WRITTEN INSTRUCTION: Your task is to extract every line from the material below exactly.

___ INPUT ROWS

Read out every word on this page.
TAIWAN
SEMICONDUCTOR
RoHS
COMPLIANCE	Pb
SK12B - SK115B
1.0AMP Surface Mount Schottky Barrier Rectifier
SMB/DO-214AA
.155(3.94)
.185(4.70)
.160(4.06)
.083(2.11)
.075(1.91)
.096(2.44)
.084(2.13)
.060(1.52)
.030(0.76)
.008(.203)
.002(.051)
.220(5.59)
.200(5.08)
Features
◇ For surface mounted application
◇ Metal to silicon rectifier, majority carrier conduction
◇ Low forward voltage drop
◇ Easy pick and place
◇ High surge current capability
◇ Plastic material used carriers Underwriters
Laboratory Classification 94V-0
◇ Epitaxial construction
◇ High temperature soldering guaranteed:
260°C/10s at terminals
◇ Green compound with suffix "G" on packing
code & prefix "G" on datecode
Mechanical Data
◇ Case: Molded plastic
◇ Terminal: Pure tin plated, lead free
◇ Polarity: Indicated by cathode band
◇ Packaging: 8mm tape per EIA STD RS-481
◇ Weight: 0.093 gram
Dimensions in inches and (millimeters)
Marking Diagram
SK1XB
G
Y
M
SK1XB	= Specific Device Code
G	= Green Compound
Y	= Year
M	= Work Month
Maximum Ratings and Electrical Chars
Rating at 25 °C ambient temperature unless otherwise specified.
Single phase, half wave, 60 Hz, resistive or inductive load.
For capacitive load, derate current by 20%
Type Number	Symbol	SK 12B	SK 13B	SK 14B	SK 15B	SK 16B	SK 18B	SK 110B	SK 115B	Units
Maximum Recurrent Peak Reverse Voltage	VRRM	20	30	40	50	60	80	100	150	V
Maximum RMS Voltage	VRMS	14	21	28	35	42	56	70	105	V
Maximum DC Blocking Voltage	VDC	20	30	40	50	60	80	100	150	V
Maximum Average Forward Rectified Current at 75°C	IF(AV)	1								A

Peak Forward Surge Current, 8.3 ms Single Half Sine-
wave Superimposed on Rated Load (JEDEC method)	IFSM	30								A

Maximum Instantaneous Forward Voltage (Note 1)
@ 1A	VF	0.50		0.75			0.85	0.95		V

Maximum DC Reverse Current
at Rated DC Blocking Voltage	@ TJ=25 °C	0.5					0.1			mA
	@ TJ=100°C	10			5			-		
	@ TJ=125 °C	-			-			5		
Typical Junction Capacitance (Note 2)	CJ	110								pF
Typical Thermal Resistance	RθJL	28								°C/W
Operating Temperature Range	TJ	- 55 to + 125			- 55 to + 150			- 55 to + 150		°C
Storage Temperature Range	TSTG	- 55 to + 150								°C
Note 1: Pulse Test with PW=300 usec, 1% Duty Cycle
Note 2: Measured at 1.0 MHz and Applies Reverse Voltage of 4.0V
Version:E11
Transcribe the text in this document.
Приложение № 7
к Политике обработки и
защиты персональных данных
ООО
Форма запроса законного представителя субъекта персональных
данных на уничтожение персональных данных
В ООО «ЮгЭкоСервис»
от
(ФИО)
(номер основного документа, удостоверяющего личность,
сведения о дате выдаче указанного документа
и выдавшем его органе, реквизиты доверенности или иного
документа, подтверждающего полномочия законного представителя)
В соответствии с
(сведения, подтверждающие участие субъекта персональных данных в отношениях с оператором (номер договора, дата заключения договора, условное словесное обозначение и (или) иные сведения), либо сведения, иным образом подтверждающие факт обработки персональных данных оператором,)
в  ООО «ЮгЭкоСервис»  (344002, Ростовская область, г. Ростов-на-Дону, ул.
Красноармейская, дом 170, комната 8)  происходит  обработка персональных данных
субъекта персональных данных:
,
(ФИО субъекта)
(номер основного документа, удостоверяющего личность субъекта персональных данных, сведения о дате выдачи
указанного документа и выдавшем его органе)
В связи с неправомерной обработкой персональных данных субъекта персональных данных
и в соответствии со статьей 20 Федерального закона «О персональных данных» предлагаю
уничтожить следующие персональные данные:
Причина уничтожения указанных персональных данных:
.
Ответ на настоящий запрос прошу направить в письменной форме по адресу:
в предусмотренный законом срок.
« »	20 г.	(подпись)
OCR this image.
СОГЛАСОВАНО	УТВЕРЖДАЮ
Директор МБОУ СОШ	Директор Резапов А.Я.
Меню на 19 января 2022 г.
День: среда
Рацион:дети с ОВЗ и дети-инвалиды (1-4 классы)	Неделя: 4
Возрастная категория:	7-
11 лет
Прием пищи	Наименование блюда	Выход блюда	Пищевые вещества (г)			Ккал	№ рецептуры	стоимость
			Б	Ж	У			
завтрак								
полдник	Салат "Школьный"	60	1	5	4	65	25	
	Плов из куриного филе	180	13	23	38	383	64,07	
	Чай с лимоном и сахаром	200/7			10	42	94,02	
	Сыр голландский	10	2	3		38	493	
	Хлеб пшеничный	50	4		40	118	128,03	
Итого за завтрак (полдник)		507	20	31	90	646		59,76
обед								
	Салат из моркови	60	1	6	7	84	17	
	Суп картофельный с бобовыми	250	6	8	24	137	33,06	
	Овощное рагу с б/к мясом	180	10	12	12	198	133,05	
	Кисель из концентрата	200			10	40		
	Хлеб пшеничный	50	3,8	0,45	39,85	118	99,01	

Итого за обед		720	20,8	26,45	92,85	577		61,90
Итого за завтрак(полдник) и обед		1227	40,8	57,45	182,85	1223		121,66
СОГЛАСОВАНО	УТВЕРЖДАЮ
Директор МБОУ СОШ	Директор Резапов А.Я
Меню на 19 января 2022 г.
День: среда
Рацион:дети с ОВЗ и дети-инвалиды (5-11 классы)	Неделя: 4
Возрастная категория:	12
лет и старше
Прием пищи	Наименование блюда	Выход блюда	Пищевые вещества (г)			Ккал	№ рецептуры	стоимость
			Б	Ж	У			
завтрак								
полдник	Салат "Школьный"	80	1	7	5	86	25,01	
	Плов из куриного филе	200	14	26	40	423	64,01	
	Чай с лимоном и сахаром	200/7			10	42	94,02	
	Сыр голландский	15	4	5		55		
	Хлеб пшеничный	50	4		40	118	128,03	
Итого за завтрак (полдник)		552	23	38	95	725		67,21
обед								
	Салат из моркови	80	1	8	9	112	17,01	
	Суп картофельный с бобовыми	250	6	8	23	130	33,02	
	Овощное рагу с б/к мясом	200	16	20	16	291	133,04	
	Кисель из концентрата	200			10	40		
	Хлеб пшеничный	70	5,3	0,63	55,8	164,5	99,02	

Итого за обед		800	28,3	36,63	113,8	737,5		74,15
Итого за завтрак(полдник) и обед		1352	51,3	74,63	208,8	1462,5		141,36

______

TASK RESULT:
Read out every word on this page.
TAIWAN
SEMICONDUCTOR
RoHS
COMPLIANCE	Pb
SK12B - SK115B
1.0AMP Surface Mount Schottky Barrier Rectifier
SMB/DO-214AA
.155(3.94)
.185(4.70)
.160(4.06)
.083(2.11)
.075(1.91)
.096(2.44)
.084(2.13)
.060(1.52)
.030(0.76)
.008(.203)
.002(.051)
.220(5.59)
.200(5.08)
Features
◇ For surface mounted application
◇ Metal to silicon rectifier, majority carrier conduction
◇ Low forward voltage drop
◇ Easy pick and place
◇ High surge current capability
◇ Plastic material used carriers Underwriters
Laboratory Classification 94V-0
◇ Epitaxial construction
◇ High temperature soldering guaranteed:
260°C/10s at terminals
◇ Green compound with suffix "G" on packing
code & prefix "G" on datecode
Mechanical Data
◇ Case: Molded plastic
◇ Terminal: Pure tin plated, lead free
◇ Polarity: Indicated by cathode band
◇ Packaging: 8mm tape per EIA STD RS-481
◇ Weight: 0.093 gram
Dimensions in inches and (millimeters)
Marking Diagram
SK1XB
G
Y
M
SK1XB	= Specific Device Code
G	= Green Compound
Y	= Year
M	= Work Month
Maximum Ratings and Electrical Chars
Rating at 25 °C ambient temperature unless otherwise specified.
Single phase, half wave, 60 Hz, resistive or inductive load.
For capacitive load, derate current by 20%
Type Number	Symbol	SK 12B	SK 13B	SK 14B	SK 15B	SK 16B	SK 18B	SK 110B	SK 115B	Units
Maximum Recurrent Peak Reverse Voltage	VRRM	20	30	40	50	60	80	100	150	V
Maximum RMS Voltage	VRMS	14	21	28	35	42	56	70	105	V
Maximum DC Blocking Voltage	VDC	20	30	40	50	60	80	100	150	V
Maximum Average Forward Rectified Current at 75°C	IF(AV)	1								A

Peak Forward Surge Current, 8.3 ms Single Half Sine-
wave Superimposed on Rated Load (JEDEC method)	IFSM	30								A

Maximum Instantaneous Forward Voltage (Note 1)
@ 1A	VF	0.50		0.75			0.85	0.95		V

Maximum DC Reverse Current
at Rated DC Blocking Voltage	@ TJ=25 °C	0.5					0.1			mA
	@ TJ=100°C	10			5			-		
	@ TJ=125 °C	-			-			5		
Typical Junction Capacitance (Note 2)	CJ	110								pF
Typical Thermal Resistance	RθJL	28								°C/W
Operating Temperature Range	TJ	- 55 to + 125			- 55 to + 150			- 55 to + 150		°C
Storage Temperature Range	TSTG	- 55 to + 150								°C
Note 1: Pulse Test with PW=300 usec, 1% Duty Cycle
Note 2: Measured at 1.0 MHz and Applies Reverse Voltage of 4.0V
Version:E11
Transcribe the text in this document.
Приложение № 7
к Политике обработки и
защиты персональных данных
ООО
Форма запроса законного представителя субъекта персональных
данных на уничтожение персональных данных
В ООО «ЮгЭкоСервис»
от
(ФИО)
(номер основного документа, удостоверяющего личность,
сведения о дате выдаче указанного документа
и выдавшем его органе, реквизиты доверенности или иного
документа, подтверждающего полномочия законного представителя)
В соответствии с
(сведения, подтверждающие участие субъекта персональных данных в отношениях с оператором (номер договора, дата заключения договора, условное словесное обозначение и (или) иные сведения), либо сведения, иным образом подтверждающие факт обработки персональных данных оператором,)
в  ООО «ЮгЭкоСервис»  (344002, Ростовская область, г. Ростов-на-Дону, ул.
Красноармейская, дом 170, комната 8)  происходит  обработка персональных данных
субъекта персональных данных:
,
(ФИО субъекта)
(номер основного документа, удостоверяющего личность субъекта персональных данных, сведения о дате выдачи
указанного документа и выдавшем его органе)
В связи с неправомерной обработкой персональных данных субъекта персональных данных
и в соответствии со статьей 20 Федерального закона «О персональных данных» предлагаю
уничтожить следующие персональные данные:
Причина уничтожения указанных персональных данных:
.
Ответ на настоящий запрос прошу направить в письменной форме по адресу:
в предусмотренный законом срок.
« »	20 г.	(подпись)
OCR this image.
СОГЛАСОВАНО	УТВЕРЖДАЮ
Директор МБОУ СОШ	Директор Резапов А.Я.
Меню на 19 января 2022 г.
День: среда
Рацион:дети с ОВЗ и дети-инвалиды (1-4 классы)	Неделя: 4
Возрастная категория:	7-
11 лет
Прием пищи	Наименование блюда	Выход блюда	Пищевые вещества (г)			Ккал	№ рецептуры	стоимость
			Б	Ж	У			
завтрак								
полдник	Салат "Школьный"	60	1	5	4	65	25	
	Плов из куриного филе	180	13	23	38	383	64,07	
	Чай с лимоном и сахаром	200/7			10	42	94,02	
	Сыр голландский	10	2	3		38	493	
	Хлеб пшеничный	50	4		40	118	128,03	
Итого за завтрак (полдник)		507	20	31	90	646		59,76
обед								
	Салат из моркови	60	1	6	7	84	17	
	Суп картофельный с бобовыми	250	6	8	24	137	33,06	
	Овощное рагу с б/к мясом	180	10	12	12	198	133,05	
	Кисель из концентрата	200			10	40		
	Хлеб пшеничный	50	3,8	0,45	39,85	118	99,01	

Итого за обед		720	20,8	26,45	92,85	577		61,90
Итого за завтрак(полдник) и обед		1227	40,8	57,45	182,85	1223		121,66
СОГЛАСОВАНО	УТВЕРЖДАЮ
Директор МБОУ СОШ	Директор Резапов А.Я
Меню на 19 января 2022 г.
День: среда
Рацион:дети с ОВЗ и дети-инвалиды (5-11 классы)	Неделя: 4
Возрастная категория:	12
лет и старше
Прием пищи	Наименование блюда	Выход блюда	Пищевые вещества (г)			Ккал	№ рецептуры	стоимость
			Б	Ж	У			
завтрак								
полдник	Салат "Школьный"	80	1	7	5	86	25,01	
	Плов из куриного филе	200	14	26	40	423	64,01	
	Чай с лимоном и сахаром	200/7			10	42	94,02	
	Сыр голландский	15	4	5		55		
	Хлеб пшеничный	50	4		40	118	128,03	
Итого за завтрак (полдник)		552	23	38	95	725		67,21
обед								
	Салат из моркови	80	1	8	9	112	17,01	
	Суп картофельный с бобовыми	250	6	8	23	130	33,02	
	Овощное рагу с б/к мясом	200	16	20	16	291	133,04	
	Кисель из концентрата	200			10	40		
	Хлеб пшеничный	70	5,3	0,63	55,8	164,5	99,02	

Итого за обед		800	28,3	36,63	113,8	737,5		74,15
Итого за завтрак(полдник) и обед		1352	51,3	74,63	208,8	1462,5		141,36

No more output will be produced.